• ENTRIES SUPPLIED:

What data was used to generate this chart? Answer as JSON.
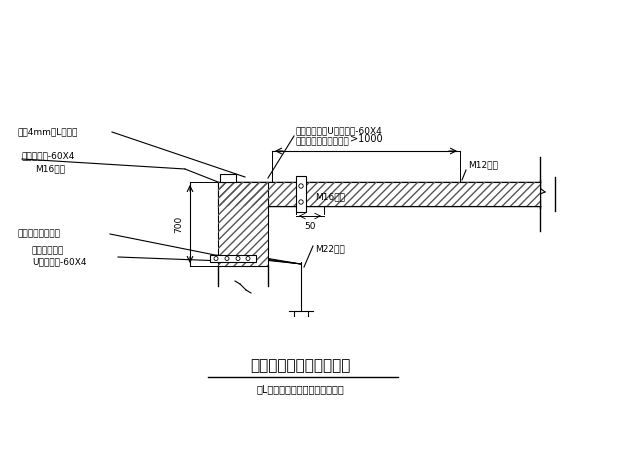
{
  "bg_color": "#ffffff",
  "line_color": "#000000",
  "title": "梁面芳纶纤维锁固（一）",
  "subtitle": "（L形钉板参数及中宽度见表一）",
  "label_tl1": "粘贴4mm厚L形钉板",
  "label_tl2": "横向钉压板-60X4",
  "label_tl3": "M16锶栓",
  "label_ml1": "加焺顶板（预焺）",
  "label_ml2": "胶粘于棁上的",
  "label_ml3": "U形钉箍板-60X4",
  "label_tr1": "胶粘于棁上的U形钉箍板-60X4",
  "label_tr2": "板上钓孔彩孔插入箍板",
  "label_m12": "M12锶栓",
  "label_m16r": "M16锶栓",
  "label_m22": "M22锶栓",
  "label_700": "700",
  "label_50": "50",
  "label_1000": ">1000",
  "figsize": [
    6.21,
    4.54
  ],
  "dpi": 100
}
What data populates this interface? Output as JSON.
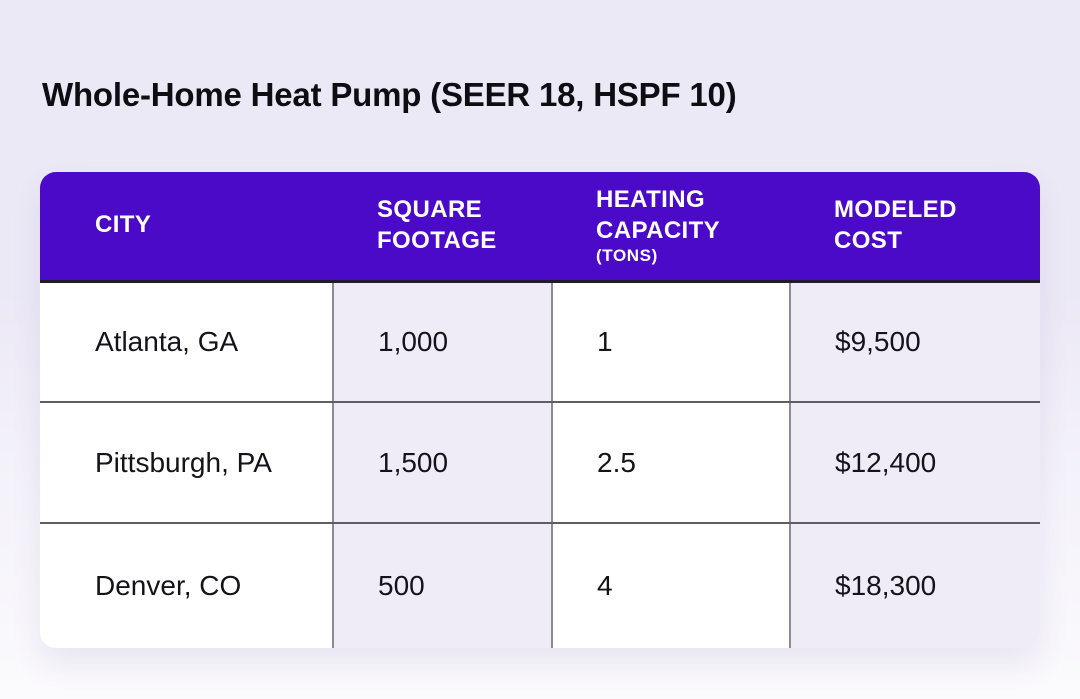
{
  "page_title": "Whole-Home Heat Pump (SEER 18, HSPF 10)",
  "colors": {
    "header_bg": "#4B0AC8",
    "header_text": "#FFFFFF",
    "cell_bg": "#FFFFFF",
    "cell_alt_bg": "#EFECF8",
    "page_bg_top": "#ECE9F6",
    "page_bg_bottom": "#FBFAFD",
    "header_bottom_border": "#201D28",
    "row_border": "#5F5D64",
    "column_border": "#8D8B92",
    "body_text": "#15131A"
  },
  "table": {
    "columns": [
      {
        "label": "CITY",
        "sublabel": ""
      },
      {
        "label": "SQUARE FOOTAGE",
        "sublabel": ""
      },
      {
        "label": "HEATING CAPACITY",
        "sublabel": "(TONS)"
      },
      {
        "label": "MODELED COST",
        "sublabel": ""
      }
    ],
    "rows": [
      {
        "city": "Atlanta, GA",
        "square_footage": "1,000",
        "heating_capacity_tons": "1",
        "modeled_cost": "$9,500"
      },
      {
        "city": "Pittsburgh, PA",
        "square_footage": "1,500",
        "heating_capacity_tons": "2.5",
        "modeled_cost": "$12,400"
      },
      {
        "city": "Denver, CO",
        "square_footage": "500",
        "heating_capacity_tons": "4",
        "modeled_cost": "$18,300"
      }
    ]
  },
  "chart_data": {
    "type": "table",
    "title": "Whole-Home Heat Pump (SEER 18, HSPF 10)",
    "columns": [
      "CITY",
      "SQUARE FOOTAGE",
      "HEATING CAPACITY (TONS)",
      "MODELED COST"
    ],
    "rows": [
      [
        "Atlanta, GA",
        "1,000",
        "1",
        "$9,500"
      ],
      [
        "Pittsburgh, PA",
        "1,500",
        "2.5",
        "$12,400"
      ],
      [
        "Denver, CO",
        "500",
        "4",
        "$18,300"
      ]
    ]
  }
}
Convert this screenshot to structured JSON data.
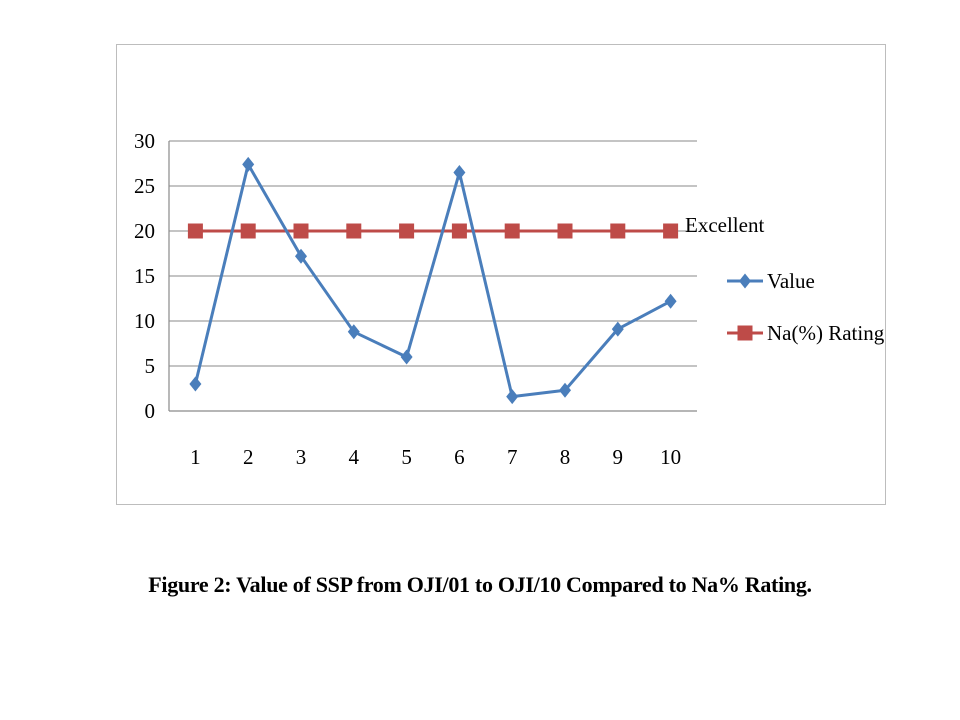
{
  "caption": "Figure 2: Value of SSP from OJI/01 to OJI/10 Compared to Na% Rating.",
  "chart_data": {
    "type": "line",
    "categories": [
      "1",
      "2",
      "3",
      "4",
      "5",
      "6",
      "7",
      "8",
      "9",
      "10"
    ],
    "series": [
      {
        "name": "Value",
        "values": [
          3.0,
          27.4,
          17.2,
          8.8,
          6.0,
          26.5,
          1.6,
          2.3,
          9.1,
          12.2
        ],
        "color": "#4a7ebb",
        "marker": "diamond"
      },
      {
        "name": "Na(%) Rating",
        "values": [
          20,
          20,
          20,
          20,
          20,
          20,
          20,
          20,
          20,
          20
        ],
        "color": "#be4b48",
        "marker": "square"
      }
    ],
    "yticks": [
      0,
      5,
      10,
      15,
      20,
      25,
      30
    ],
    "ylim": [
      0,
      30
    ],
    "grid": true,
    "legend_position": "right",
    "annotation": "Excellent"
  }
}
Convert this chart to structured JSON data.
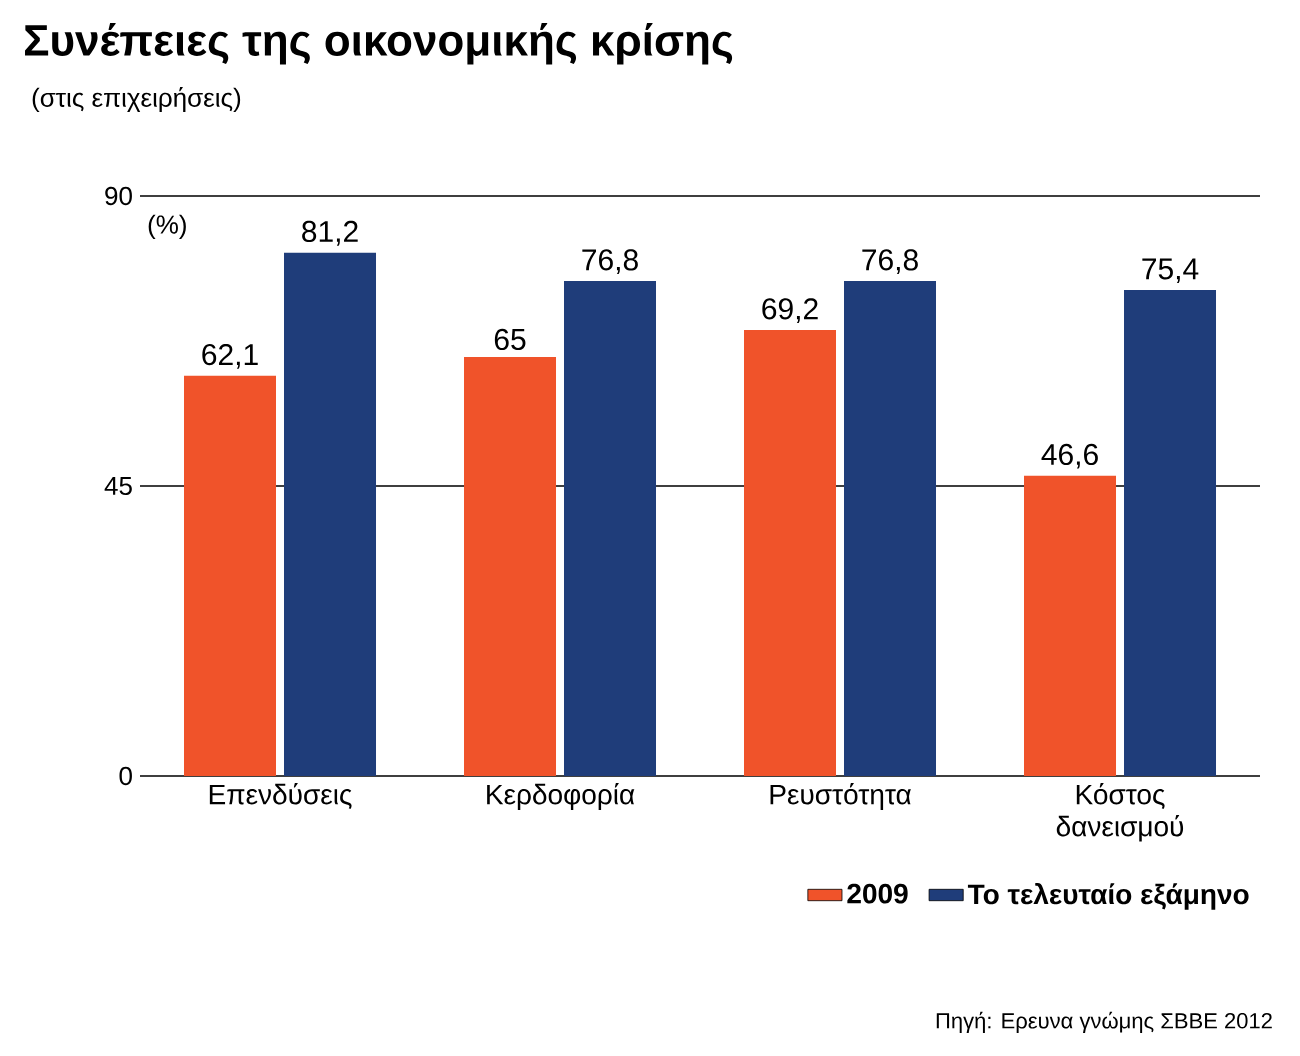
{
  "chart_data": {
    "type": "bar",
    "title": "Συνέπειες της οικονομικής κρίσης",
    "subtitle": "(στις επιχειρήσεις)",
    "ylabel": "(%)",
    "categories": [
      "Επενδύσεις",
      "Κερδοφορία",
      "Ρευστότητα",
      "Κόστος δανεισμού"
    ],
    "series": [
      {
        "name": "2009",
        "color": "#f0532a",
        "values": [
          62.1,
          65,
          69.2,
          46.6
        ],
        "value_labels": [
          "62,1",
          "65",
          "69,2",
          "46,6"
        ]
      },
      {
        "name": "Το τελευταίο εξάμηνο",
        "color": "#1f3d7a",
        "values": [
          81.2,
          76.8,
          76.8,
          75.4
        ],
        "value_labels": [
          "81,2",
          "76,8",
          "76,8",
          "75,4"
        ]
      }
    ],
    "ylim": [
      0,
      90
    ],
    "yticks": [
      0,
      45,
      90
    ],
    "grid": "y",
    "legend": "bottom right",
    "annotations": [
      "Πηγή: Ερευνα γνώμης ΣΒΒΕ 2012"
    ]
  }
}
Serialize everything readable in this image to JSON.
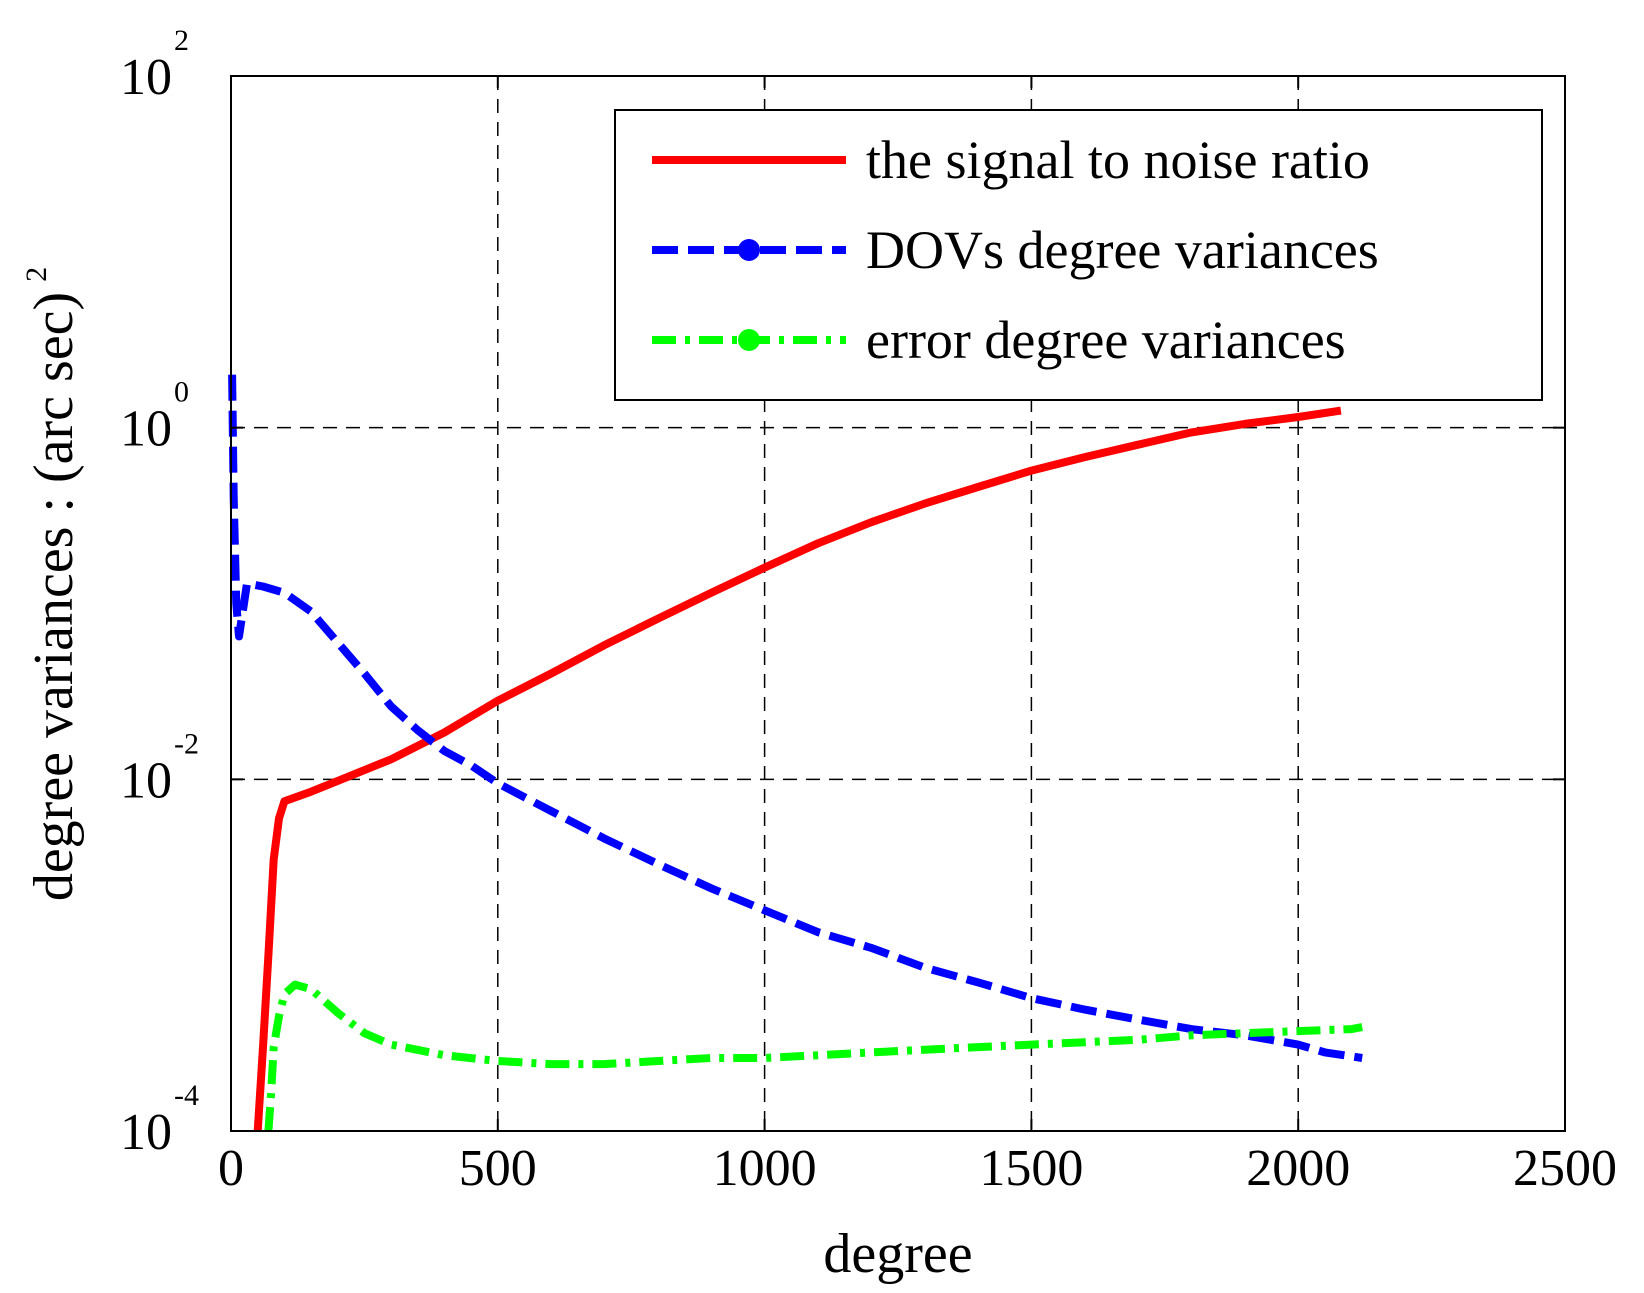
{
  "chart_data": {
    "type": "line",
    "title": "",
    "xlabel": "degree",
    "ylabel": "degree variances : (arc sec)",
    "ylabel_exponent": "2",
    "xlim": [
      0,
      2500
    ],
    "ylim": [
      0.0001,
      100
    ],
    "yscale": "log",
    "grid": true,
    "legend_position": "top-right",
    "x_ticks": [
      {
        "value": 0,
        "label": "0"
      },
      {
        "value": 500,
        "label": "500"
      },
      {
        "value": 1000,
        "label": "1000"
      },
      {
        "value": 1500,
        "label": "1500"
      },
      {
        "value": 2000,
        "label": "2000"
      },
      {
        "value": 2500,
        "label": "2500"
      }
    ],
    "y_ticks": [
      {
        "value": 0.0001,
        "base": "10",
        "exponent": "-4"
      },
      {
        "value": 0.01,
        "base": "10",
        "exponent": "-2"
      },
      {
        "value": 1,
        "base": "10",
        "exponent": "0"
      },
      {
        "value": 100,
        "base": "10",
        "exponent": "2"
      }
    ],
    "series": [
      {
        "name": "the signal to noise ratio",
        "color": "#ff0000",
        "style": "solid",
        "marker": "none",
        "x": [
          50,
          60,
          70,
          80,
          90,
          100,
          150,
          200,
          300,
          400,
          500,
          600,
          700,
          800,
          900,
          1000,
          1100,
          1200,
          1300,
          1400,
          1500,
          1600,
          1700,
          1800,
          1900,
          2000,
          2080
        ],
        "y": [
          0.0001,
          0.0003,
          0.001,
          0.0035,
          0.006,
          0.0075,
          0.0085,
          0.0098,
          0.013,
          0.0185,
          0.028,
          0.04,
          0.058,
          0.082,
          0.115,
          0.16,
          0.22,
          0.29,
          0.37,
          0.46,
          0.57,
          0.68,
          0.8,
          0.94,
          1.05,
          1.15,
          1.25
        ]
      },
      {
        "name": "DOVs degree variances",
        "color": "#0000ff",
        "style": "dashed",
        "marker": "circle",
        "x": [
          2,
          5,
          10,
          15,
          30,
          60,
          100,
          150,
          200,
          250,
          300,
          350,
          400,
          450,
          500,
          600,
          700,
          800,
          900,
          1000,
          1100,
          1200,
          1300,
          1400,
          1500,
          1600,
          1700,
          1800,
          1900,
          2000,
          2050,
          2120
        ],
        "y": [
          2.0,
          0.4,
          0.1,
          0.065,
          0.13,
          0.125,
          0.115,
          0.09,
          0.06,
          0.04,
          0.026,
          0.019,
          0.0145,
          0.012,
          0.0095,
          0.0066,
          0.0046,
          0.0033,
          0.0024,
          0.0018,
          0.00135,
          0.0011,
          0.00085,
          0.0007,
          0.00057,
          0.00049,
          0.00043,
          0.00038,
          0.00035,
          0.00031,
          0.00028,
          0.00026
        ]
      },
      {
        "name": "error degree variances",
        "color": "#00ff00",
        "style": "dash-dot",
        "marker": "circle",
        "x": [
          70,
          75,
          80,
          90,
          100,
          120,
          150,
          200,
          250,
          300,
          400,
          500,
          600,
          700,
          800,
          900,
          1000,
          1100,
          1200,
          1300,
          1400,
          1500,
          1600,
          1700,
          1800,
          1900,
          2000,
          2100,
          2120
        ],
        "y": [
          0.0001,
          0.00016,
          0.0003,
          0.00045,
          0.0006,
          0.00068,
          0.00064,
          0.00047,
          0.00036,
          0.00031,
          0.00027,
          0.00025,
          0.00024,
          0.00024,
          0.00025,
          0.00026,
          0.00026,
          0.00027,
          0.00028,
          0.00029,
          0.0003,
          0.00031,
          0.00032,
          0.00033,
          0.00035,
          0.00036,
          0.00037,
          0.00038,
          0.00039
        ]
      }
    ]
  }
}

• WORK TO BE COMPLETED:
Collect each line holding the string "Rating".

• FINISHED ANSWER:
  "caption": "Figure 2: Value of SSP from OJI/01 to OJI/10 Compared to Na% Rating.",
        "name": "Na(%) Rating",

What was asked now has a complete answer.